▶ _DATA EXTRACT_:
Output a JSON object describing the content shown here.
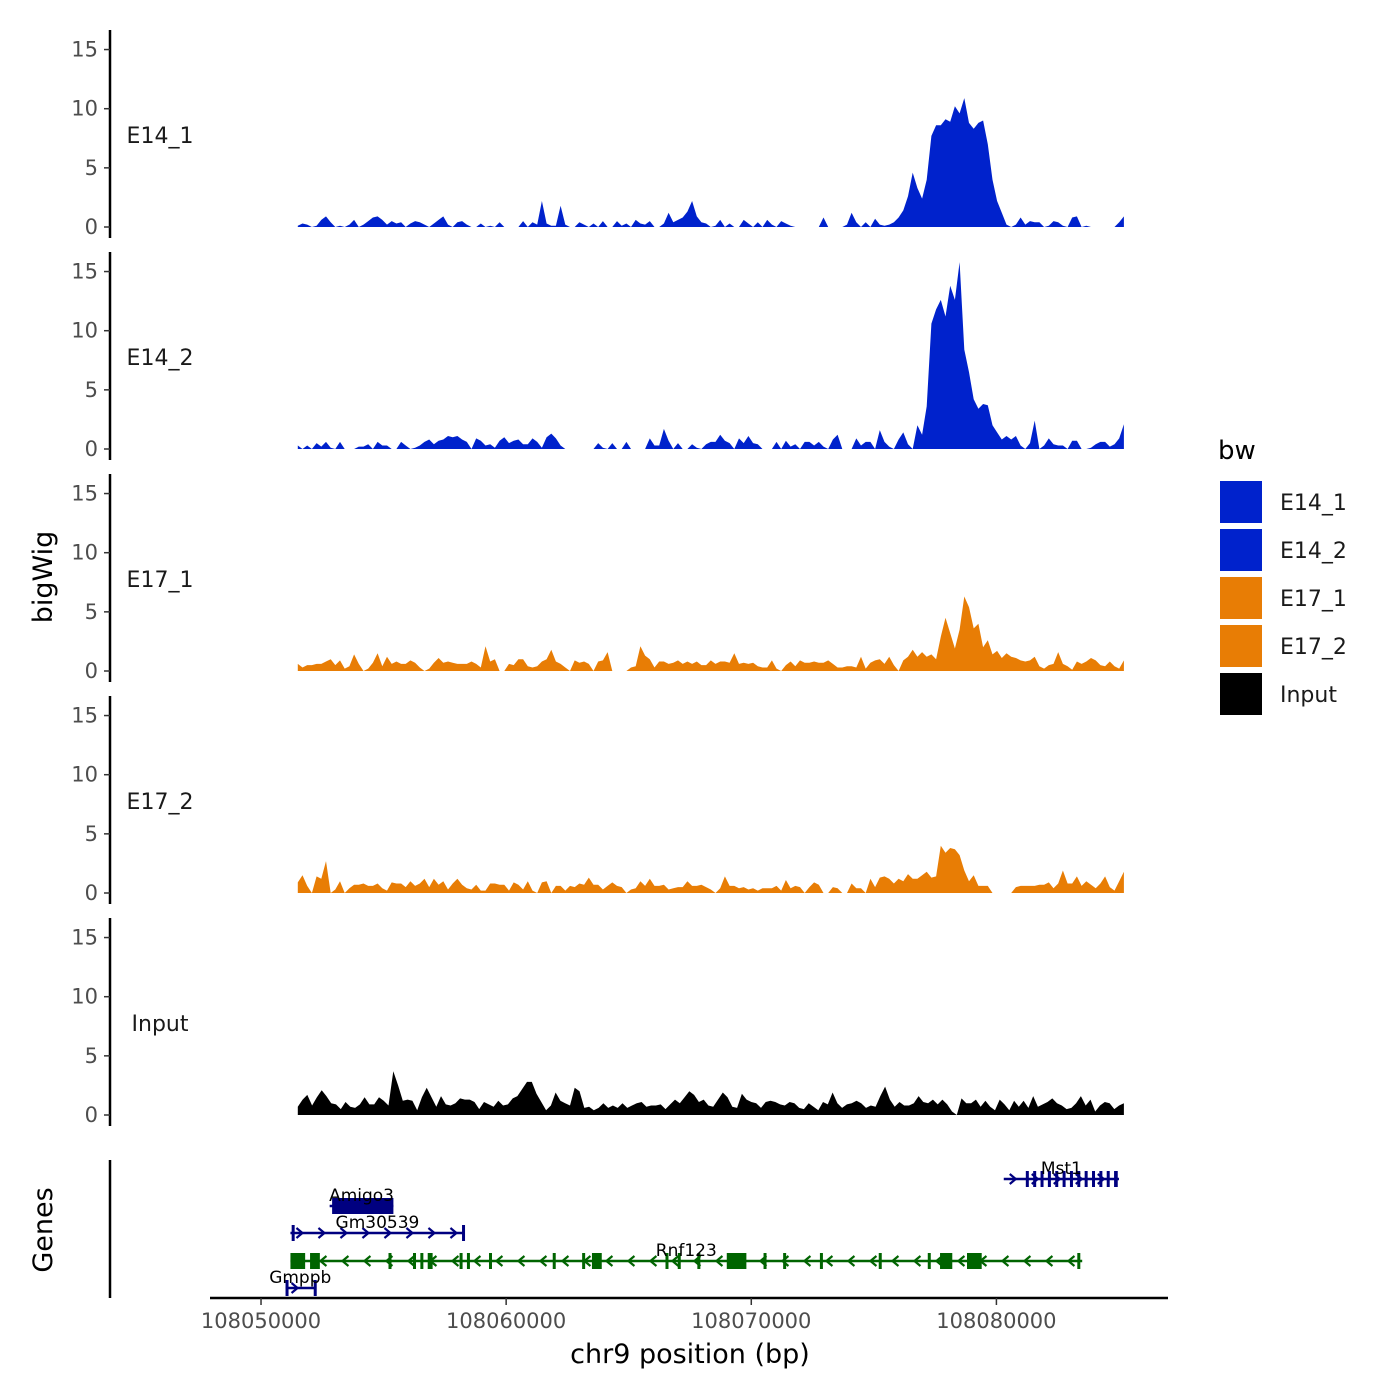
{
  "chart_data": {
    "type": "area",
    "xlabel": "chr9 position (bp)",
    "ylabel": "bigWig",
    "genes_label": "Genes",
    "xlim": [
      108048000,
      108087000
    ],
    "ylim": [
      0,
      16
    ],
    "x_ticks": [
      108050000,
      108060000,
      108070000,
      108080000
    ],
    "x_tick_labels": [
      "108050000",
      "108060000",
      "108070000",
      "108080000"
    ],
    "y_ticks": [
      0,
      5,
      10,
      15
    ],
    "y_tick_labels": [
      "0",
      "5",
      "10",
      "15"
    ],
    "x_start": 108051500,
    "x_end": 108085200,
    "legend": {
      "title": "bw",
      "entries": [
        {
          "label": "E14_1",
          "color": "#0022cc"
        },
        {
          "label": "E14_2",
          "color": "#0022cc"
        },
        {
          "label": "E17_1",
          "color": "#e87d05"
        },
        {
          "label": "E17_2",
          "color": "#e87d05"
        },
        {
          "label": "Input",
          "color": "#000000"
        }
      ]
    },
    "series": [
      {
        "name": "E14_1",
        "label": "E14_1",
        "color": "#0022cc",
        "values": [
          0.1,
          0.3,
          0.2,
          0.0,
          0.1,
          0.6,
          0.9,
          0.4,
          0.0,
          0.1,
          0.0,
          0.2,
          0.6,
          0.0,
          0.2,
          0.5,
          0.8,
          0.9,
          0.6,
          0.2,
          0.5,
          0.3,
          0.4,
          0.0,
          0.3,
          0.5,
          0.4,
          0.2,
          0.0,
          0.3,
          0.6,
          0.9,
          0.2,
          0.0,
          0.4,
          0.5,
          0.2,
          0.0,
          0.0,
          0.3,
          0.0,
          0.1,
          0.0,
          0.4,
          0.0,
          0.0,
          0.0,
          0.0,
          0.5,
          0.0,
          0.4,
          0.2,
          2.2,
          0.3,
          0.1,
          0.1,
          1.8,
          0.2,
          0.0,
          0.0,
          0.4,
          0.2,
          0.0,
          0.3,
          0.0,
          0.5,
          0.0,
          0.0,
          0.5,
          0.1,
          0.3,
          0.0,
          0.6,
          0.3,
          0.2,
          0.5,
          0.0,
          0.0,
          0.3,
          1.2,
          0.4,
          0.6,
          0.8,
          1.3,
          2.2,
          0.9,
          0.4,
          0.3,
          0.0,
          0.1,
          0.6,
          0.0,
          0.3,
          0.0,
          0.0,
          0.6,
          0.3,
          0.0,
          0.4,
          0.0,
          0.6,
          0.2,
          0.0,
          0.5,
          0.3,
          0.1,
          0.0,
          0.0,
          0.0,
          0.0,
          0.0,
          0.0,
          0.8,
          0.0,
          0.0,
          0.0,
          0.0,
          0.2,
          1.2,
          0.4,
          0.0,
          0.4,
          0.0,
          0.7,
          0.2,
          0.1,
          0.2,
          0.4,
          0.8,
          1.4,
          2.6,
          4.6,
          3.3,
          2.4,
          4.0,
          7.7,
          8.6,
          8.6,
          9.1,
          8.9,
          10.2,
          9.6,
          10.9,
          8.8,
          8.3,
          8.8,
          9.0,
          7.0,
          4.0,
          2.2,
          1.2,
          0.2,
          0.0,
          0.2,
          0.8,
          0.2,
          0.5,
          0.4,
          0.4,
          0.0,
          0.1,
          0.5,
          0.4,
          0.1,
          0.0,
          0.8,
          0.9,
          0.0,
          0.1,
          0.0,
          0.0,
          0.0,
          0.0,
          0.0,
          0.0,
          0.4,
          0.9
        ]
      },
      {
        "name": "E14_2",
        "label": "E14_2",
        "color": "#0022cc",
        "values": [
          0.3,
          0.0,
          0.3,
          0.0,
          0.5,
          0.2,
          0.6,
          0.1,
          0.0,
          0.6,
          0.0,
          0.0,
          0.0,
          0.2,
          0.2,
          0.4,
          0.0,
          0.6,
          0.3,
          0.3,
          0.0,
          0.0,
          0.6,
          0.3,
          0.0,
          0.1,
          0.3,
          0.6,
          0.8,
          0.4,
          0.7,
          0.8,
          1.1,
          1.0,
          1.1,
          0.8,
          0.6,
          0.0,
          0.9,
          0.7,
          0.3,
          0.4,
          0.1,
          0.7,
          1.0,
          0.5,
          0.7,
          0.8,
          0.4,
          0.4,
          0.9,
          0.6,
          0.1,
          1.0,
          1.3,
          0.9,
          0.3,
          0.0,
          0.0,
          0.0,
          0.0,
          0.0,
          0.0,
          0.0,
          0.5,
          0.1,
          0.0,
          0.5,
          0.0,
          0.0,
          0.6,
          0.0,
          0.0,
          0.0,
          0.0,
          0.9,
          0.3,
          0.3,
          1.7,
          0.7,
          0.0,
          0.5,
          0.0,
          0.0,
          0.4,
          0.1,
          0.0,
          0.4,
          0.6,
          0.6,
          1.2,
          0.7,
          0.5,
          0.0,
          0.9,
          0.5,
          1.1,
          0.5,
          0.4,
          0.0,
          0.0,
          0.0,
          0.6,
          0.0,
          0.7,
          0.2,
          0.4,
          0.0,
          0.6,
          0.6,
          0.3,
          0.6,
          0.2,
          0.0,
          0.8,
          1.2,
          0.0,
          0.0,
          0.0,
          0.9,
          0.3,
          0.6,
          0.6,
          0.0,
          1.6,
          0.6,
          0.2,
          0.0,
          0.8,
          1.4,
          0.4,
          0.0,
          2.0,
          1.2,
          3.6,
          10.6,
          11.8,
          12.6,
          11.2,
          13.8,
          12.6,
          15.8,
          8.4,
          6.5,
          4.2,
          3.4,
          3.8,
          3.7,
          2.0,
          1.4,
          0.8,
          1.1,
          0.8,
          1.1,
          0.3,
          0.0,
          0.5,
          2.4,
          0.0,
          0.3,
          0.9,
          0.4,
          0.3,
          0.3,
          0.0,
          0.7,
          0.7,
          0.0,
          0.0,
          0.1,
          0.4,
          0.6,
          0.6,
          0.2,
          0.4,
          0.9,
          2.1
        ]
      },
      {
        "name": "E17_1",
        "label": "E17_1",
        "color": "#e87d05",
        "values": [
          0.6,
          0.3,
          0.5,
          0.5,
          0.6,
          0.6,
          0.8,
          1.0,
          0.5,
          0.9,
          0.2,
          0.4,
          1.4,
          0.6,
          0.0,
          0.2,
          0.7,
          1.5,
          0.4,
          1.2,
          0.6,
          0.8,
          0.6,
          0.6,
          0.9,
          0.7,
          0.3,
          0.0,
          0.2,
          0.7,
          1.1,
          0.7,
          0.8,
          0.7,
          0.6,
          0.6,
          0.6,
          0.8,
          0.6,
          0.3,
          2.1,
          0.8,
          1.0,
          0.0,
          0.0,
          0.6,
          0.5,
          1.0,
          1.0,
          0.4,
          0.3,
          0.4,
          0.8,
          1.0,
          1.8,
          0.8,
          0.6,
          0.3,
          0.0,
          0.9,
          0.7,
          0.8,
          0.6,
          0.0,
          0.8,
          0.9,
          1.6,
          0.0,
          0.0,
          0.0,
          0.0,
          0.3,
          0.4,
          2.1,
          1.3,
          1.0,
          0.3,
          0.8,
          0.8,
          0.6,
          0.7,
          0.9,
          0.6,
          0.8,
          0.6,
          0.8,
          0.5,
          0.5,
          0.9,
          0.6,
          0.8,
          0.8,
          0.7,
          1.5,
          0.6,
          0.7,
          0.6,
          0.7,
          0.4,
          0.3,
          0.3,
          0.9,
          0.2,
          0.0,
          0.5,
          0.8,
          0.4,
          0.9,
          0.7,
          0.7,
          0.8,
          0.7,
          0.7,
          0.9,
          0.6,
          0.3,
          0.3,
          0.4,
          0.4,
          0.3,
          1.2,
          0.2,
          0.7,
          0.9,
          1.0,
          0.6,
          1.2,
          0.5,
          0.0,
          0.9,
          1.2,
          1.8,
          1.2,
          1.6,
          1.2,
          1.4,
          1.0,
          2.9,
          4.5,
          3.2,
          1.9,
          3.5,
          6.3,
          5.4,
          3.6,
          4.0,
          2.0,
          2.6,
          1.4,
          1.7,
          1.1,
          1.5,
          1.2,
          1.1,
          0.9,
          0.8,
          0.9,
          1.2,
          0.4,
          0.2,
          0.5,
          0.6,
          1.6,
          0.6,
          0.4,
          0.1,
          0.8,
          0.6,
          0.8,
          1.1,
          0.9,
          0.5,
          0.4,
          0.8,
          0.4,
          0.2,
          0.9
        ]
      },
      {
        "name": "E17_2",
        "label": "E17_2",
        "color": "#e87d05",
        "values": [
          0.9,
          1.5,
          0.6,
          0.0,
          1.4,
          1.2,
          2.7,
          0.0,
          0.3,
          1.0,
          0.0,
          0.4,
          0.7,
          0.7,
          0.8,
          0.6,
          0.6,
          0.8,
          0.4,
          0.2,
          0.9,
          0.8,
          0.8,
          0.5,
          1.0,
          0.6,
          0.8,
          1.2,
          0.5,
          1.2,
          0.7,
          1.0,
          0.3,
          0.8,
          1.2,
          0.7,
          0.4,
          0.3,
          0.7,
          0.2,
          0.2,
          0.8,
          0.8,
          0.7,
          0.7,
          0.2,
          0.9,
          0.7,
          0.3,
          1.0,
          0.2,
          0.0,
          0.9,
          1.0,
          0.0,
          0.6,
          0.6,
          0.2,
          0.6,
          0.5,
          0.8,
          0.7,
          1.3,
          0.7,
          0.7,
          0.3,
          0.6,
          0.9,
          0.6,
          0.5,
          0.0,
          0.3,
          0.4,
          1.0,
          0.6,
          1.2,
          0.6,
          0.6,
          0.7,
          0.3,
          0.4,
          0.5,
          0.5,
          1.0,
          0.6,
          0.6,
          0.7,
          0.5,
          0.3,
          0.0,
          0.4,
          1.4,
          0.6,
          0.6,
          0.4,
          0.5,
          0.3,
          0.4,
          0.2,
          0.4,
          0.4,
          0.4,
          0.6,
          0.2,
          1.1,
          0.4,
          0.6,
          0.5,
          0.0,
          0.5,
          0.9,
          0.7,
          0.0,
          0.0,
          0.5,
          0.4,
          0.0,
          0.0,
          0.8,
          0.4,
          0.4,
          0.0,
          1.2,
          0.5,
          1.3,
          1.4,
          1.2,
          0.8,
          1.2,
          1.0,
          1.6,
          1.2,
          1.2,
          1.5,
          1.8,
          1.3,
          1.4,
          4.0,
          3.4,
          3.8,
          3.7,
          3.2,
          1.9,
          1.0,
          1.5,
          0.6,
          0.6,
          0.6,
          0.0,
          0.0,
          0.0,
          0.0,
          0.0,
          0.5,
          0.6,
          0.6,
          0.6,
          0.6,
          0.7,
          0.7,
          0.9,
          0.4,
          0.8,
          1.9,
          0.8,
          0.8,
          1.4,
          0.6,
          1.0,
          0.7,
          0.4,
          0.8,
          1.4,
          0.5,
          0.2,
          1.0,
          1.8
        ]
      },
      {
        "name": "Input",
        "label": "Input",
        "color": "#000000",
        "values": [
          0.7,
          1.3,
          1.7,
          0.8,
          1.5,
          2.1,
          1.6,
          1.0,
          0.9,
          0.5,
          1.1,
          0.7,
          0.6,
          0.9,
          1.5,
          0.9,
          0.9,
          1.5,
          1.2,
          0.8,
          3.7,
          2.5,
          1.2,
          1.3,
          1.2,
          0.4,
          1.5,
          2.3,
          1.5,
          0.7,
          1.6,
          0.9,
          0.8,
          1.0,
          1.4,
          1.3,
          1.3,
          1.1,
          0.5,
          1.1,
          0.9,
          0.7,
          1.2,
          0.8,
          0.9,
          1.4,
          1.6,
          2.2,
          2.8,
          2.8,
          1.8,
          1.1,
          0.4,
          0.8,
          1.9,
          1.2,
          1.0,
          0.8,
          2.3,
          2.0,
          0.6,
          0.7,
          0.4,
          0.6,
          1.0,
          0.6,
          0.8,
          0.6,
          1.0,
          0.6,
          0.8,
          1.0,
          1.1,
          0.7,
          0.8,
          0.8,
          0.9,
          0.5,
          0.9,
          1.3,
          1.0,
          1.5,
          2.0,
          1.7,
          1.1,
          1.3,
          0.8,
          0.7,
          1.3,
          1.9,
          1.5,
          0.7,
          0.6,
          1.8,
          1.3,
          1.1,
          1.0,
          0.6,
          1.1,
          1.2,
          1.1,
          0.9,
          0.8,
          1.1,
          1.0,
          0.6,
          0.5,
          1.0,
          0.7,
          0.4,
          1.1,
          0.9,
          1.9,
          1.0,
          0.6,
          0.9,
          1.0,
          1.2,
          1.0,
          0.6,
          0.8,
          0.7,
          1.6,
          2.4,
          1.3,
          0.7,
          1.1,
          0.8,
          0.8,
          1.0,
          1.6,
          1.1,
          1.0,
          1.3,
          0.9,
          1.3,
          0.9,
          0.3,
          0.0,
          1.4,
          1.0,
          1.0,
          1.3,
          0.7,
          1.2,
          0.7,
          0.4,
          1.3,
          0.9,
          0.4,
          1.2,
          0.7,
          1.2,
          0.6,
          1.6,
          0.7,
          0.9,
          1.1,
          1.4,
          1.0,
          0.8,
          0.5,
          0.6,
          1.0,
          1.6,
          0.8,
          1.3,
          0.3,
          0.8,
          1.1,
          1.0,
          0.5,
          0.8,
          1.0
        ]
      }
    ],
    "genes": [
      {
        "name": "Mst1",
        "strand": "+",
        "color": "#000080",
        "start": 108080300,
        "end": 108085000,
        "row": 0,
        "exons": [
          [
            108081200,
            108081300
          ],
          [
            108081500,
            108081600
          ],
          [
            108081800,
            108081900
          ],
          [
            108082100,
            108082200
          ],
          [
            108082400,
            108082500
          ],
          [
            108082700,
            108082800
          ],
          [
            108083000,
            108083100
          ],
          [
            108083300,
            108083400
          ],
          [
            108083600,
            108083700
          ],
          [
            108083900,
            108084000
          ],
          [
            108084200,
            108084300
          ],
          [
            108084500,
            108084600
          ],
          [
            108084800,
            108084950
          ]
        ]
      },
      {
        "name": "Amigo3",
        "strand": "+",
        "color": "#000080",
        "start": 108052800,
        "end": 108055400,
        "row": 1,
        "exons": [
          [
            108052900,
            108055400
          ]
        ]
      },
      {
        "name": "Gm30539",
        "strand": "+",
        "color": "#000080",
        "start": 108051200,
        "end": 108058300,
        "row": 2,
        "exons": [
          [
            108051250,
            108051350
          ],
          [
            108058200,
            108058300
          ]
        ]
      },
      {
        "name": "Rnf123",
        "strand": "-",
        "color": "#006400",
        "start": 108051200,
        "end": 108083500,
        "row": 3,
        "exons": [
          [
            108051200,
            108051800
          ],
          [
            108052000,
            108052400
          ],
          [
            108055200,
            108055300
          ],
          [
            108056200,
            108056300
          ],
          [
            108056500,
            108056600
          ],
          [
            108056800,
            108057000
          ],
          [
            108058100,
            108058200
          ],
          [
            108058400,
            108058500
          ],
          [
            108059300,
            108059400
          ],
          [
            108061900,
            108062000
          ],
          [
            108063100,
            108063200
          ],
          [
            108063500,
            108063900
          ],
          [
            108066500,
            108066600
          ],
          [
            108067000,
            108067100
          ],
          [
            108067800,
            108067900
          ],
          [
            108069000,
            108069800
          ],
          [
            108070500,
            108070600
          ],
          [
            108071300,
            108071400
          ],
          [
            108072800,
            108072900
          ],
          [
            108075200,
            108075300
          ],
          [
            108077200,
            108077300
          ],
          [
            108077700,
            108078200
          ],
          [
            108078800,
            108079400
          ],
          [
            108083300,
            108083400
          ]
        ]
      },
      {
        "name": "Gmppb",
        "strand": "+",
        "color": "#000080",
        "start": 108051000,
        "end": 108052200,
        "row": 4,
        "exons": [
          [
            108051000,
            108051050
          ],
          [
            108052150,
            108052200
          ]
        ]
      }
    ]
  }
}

▶ _DESCRIPTION OF THE TASK_: Show, from the material above, each line that includes the string "name".

▶ _TASK ANSWER_:
        "name": "E14_1",
        "name": "E14_2",
        "name": "E17_1",
        "name": "E17_2",
        "name": "Input",
        "name": "Mst1",
        "name": "Amigo3",
        "name": "Gm30539",
        "name": "Rnf123",
        "name": "Gmppb",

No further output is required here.